• **Items**:
((

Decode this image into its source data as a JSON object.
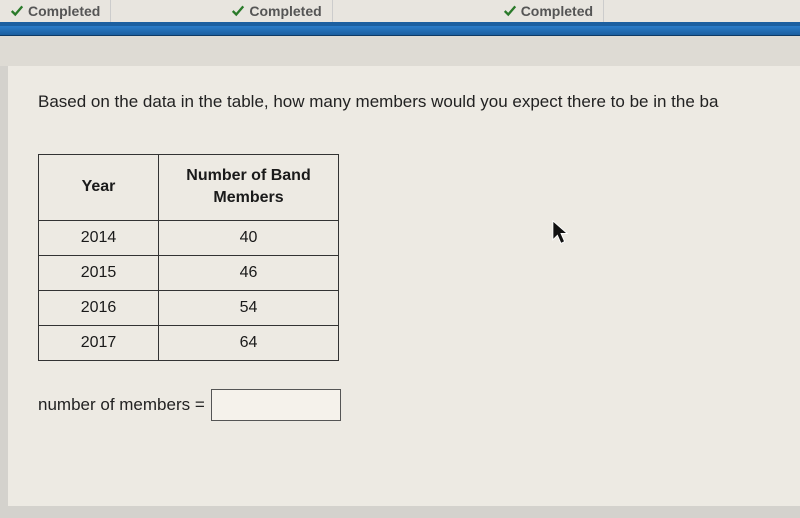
{
  "tabs": [
    {
      "label": "Completed"
    },
    {
      "label": "Completed"
    },
    {
      "label": "Completed"
    }
  ],
  "question": "Based on the data in the table, how many members would you expect there to be in the ba",
  "table": {
    "headers": {
      "year": "Year",
      "members": "Number of Band Members"
    },
    "rows": [
      {
        "year": "2014",
        "members": "40"
      },
      {
        "year": "2015",
        "members": "46"
      },
      {
        "year": "2016",
        "members": "54"
      },
      {
        "year": "2017",
        "members": "64"
      }
    ]
  },
  "answer": {
    "label": "number of members =",
    "value": ""
  }
}
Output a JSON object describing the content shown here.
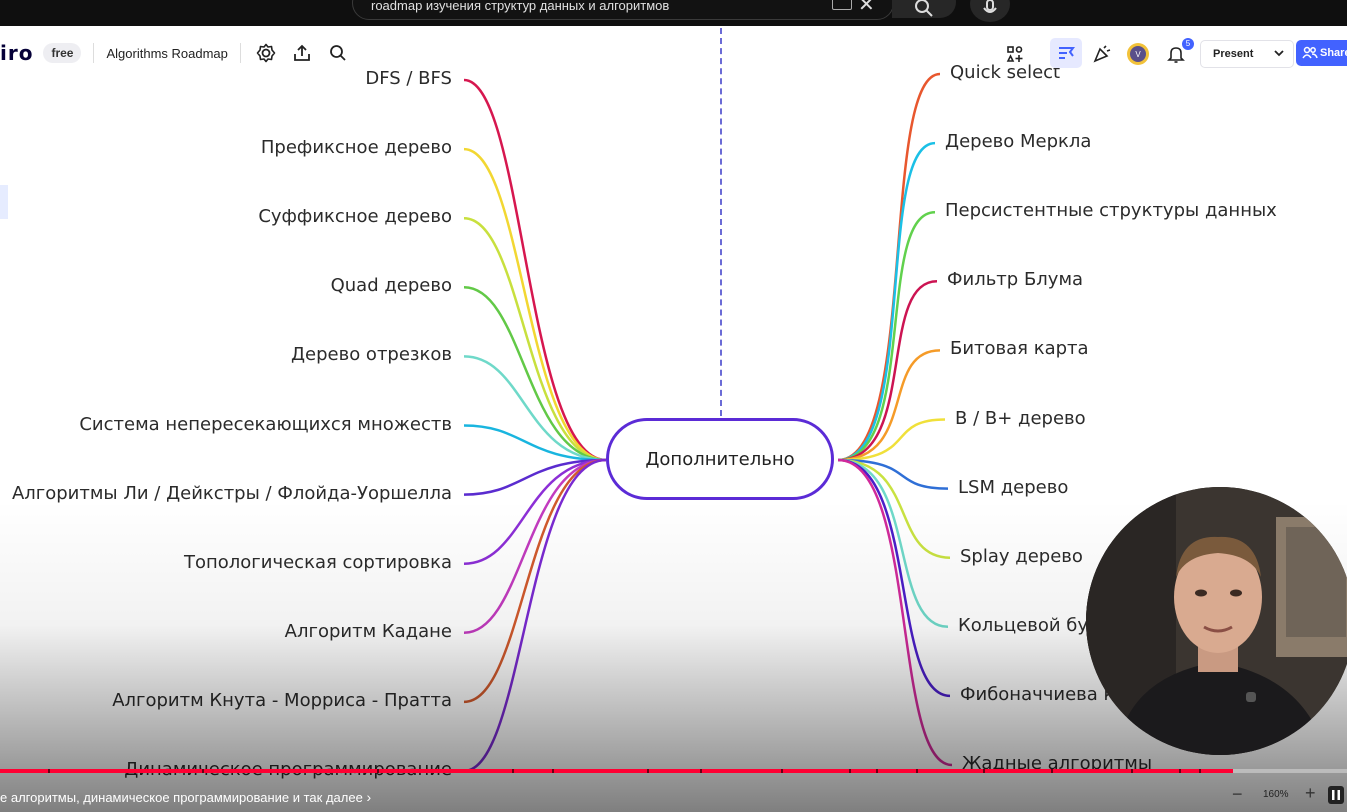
{
  "youtube": {
    "search_query": "roadmap изучения структур данных и алгоритмов"
  },
  "miro": {
    "logo": "iro",
    "plan_badge": "free",
    "board_name": "Algorithms Roadmap",
    "notifications_count": "5",
    "present_label": "Present",
    "share_label": "Share",
    "zoom_level": "160%",
    "zoom_minus": "−",
    "zoom_plus": "+"
  },
  "mindmap": {
    "center": "Дополнительно",
    "left": [
      {
        "label": "DFS / BFS",
        "color": "#d6174f"
      },
      {
        "label": "Префиксное дерево",
        "color": "#f2d732"
      },
      {
        "label": "Суффиксное дерево",
        "color": "#c8e03e"
      },
      {
        "label": "Quad дерево",
        "color": "#62c947"
      },
      {
        "label": "Дерево отрезков",
        "color": "#6fd9c9"
      },
      {
        "label": "Система непересекающихся множеств",
        "color": "#19b5df"
      },
      {
        "label": "Алгоритмы Ли / Дейкстры / Флойда-Уоршелла",
        "color": "#5a2ccf"
      },
      {
        "label": "Топологическая сортировка",
        "color": "#8c2fd6"
      },
      {
        "label": "Алгоритм Кадане",
        "color": "#c23bbf"
      },
      {
        "label": "Алгоритм Кнута - Морриса - Пратта",
        "color": "#d15a2d"
      },
      {
        "label": "Динамическое программирование",
        "color": "#7a2ad1"
      }
    ],
    "right": [
      {
        "label": "Quick select",
        "color": "#e8572e"
      },
      {
        "label": "Дерево Меркла",
        "color": "#1bc0e6"
      },
      {
        "label": "Персистентные структуры данных",
        "color": "#61d14d"
      },
      {
        "label": "Фильтр Блума",
        "color": "#cc1452"
      },
      {
        "label": "Битовая карта",
        "color": "#f59b28"
      },
      {
        "label": "B / B+ дерево",
        "color": "#f0e03a"
      },
      {
        "label": "LSM дерево",
        "color": "#2f6fd6"
      },
      {
        "label": "Splay дерево",
        "color": "#c9e241"
      },
      {
        "label": "Кольцевой бу",
        "color": "#6fd9c9"
      },
      {
        "label": "Фибоначчиева к",
        "color": "#4b1fc9"
      },
      {
        "label": "Жадные алгоритмы",
        "color": "#d12a9a"
      }
    ]
  },
  "player": {
    "chapter_title": "е алгоритмы, динамическое программирование и так далее",
    "progress_fraction": 0.915,
    "chapter_markers": [
      0.036,
      0.15,
      0.28,
      0.38,
      0.41,
      0.48,
      0.52,
      0.58,
      0.63,
      0.65,
      0.68,
      0.73,
      0.78,
      0.84,
      0.875,
      0.89
    ]
  },
  "colors": {
    "center_border": "#5b2bd6",
    "progress": "#ff0033",
    "share_button": "#4262ff"
  },
  "icons": [
    "settings-icon",
    "upload-icon",
    "search-icon",
    "shapes-icon",
    "cursor-icon",
    "party-icon",
    "avatar",
    "bell-icon",
    "chevron-down-icon",
    "people-icon",
    "close-icon",
    "mic-icon",
    "pause-icon"
  ]
}
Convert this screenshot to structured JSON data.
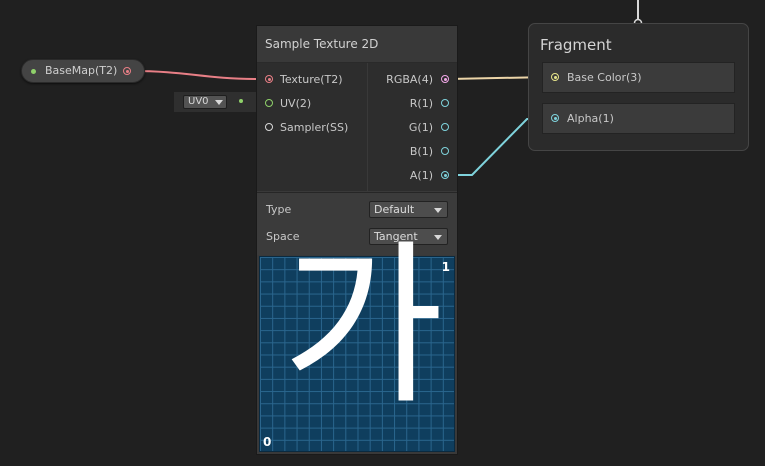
{
  "property_node": {
    "label": "BaseMap(T2)",
    "port_color": "#e87f86",
    "dot_color": "#8fd16a"
  },
  "uv_input": {
    "value": "UV0",
    "dot_color": "#8fd16a"
  },
  "sample_texture": {
    "title": "Sample Texture 2D",
    "inputs": [
      {
        "label": "Texture(T2)",
        "color": "#e87f86"
      },
      {
        "label": "UV(2)",
        "color": "#8fd16a"
      },
      {
        "label": "Sampler(SS)",
        "color": "#d8d8d8"
      }
    ],
    "outputs": [
      {
        "label": "RGBA(4)",
        "color": "#f0a6e6"
      },
      {
        "label": "R(1)",
        "color": "#7fd3dc"
      },
      {
        "label": "G(1)",
        "color": "#7fd3dc"
      },
      {
        "label": "B(1)",
        "color": "#7fd3dc"
      },
      {
        "label": "A(1)",
        "color": "#7fd3dc"
      }
    ],
    "properties": [
      {
        "label": "Type",
        "value": "Default"
      },
      {
        "label": "Space",
        "value": "Tangent"
      }
    ],
    "preview": {
      "glyph": "가",
      "corner_top_right": "1",
      "corner_bottom_left": "0"
    }
  },
  "fragment": {
    "title": "Fragment",
    "slots": [
      {
        "label": "Base Color(3)",
        "color": "#e6e48a"
      },
      {
        "label": "Alpha(1)",
        "color": "#7fd3dc"
      }
    ]
  }
}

))

• **Task prompt**: Answer with one number: how many lines of the entries above include the word "object".

• **Result of the task**: 2